>> START
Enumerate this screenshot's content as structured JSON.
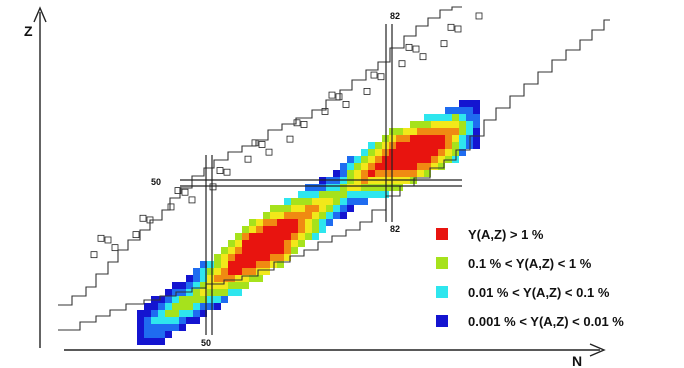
{
  "chart_data": {
    "type": "heatmap",
    "title": "",
    "xlabel": "N",
    "ylabel": "Z",
    "magic_numbers": {
      "N": [
        "50",
        "82"
      ],
      "Z": [
        "50",
        "82"
      ]
    },
    "legend": [
      {
        "label": "Y(A,Z) > 1 %",
        "color": "#e8140f",
        "level": 3
      },
      {
        "label": "0.1 % < Y(A,Z) < 1 %",
        "color": "#a6e21c",
        "level": 2
      },
      {
        "label": "0.01 % < Y(A,Z) < 0.1 %",
        "color": "#2ee6ee",
        "level": 1
      },
      {
        "label": "0.001 % < Y(A,Z) < 0.01 %",
        "color": "#1414d0",
        "level": 0
      }
    ],
    "band_colors": [
      "#1414d0",
      "#1f6cf0",
      "#2ee6ee",
      "#a6e21c",
      "#f2e81a",
      "#f08a12",
      "#e8140f"
    ],
    "legend_position": "bottom-right",
    "grid": false
  }
}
>> END
- [Your goal]:
Repeat the records above exactly, leaving out any pictures they contain.

- [Full solution]:
Enumerate this screenshot's content as structured JSON.
{
  "chart_data": {
    "type": "heatmap",
    "title": "",
    "xlabel": "N",
    "ylabel": "Z",
    "magic_numbers": {
      "N": [
        "50",
        "82"
      ],
      "Z": [
        "50",
        "82"
      ]
    },
    "legend": [
      {
        "label": "Y(A,Z) > 1 %",
        "color": "#e8140f",
        "level": 3
      },
      {
        "label": "0.1 % < Y(A,Z) < 1 %",
        "color": "#a6e21c",
        "level": 2
      },
      {
        "label": "0.01 % < Y(A,Z) < 0.1 %",
        "color": "#2ee6ee",
        "level": 1
      },
      {
        "label": "0.001 % < Y(A,Z) < 0.01 %",
        "color": "#1414d0",
        "level": 0
      }
    ],
    "band_colors": [
      "#1414d0",
      "#1f6cf0",
      "#2ee6ee",
      "#a6e21c",
      "#f2e81a",
      "#f08a12",
      "#e8140f"
    ],
    "legend_position": "bottom-right",
    "grid": false
  }
}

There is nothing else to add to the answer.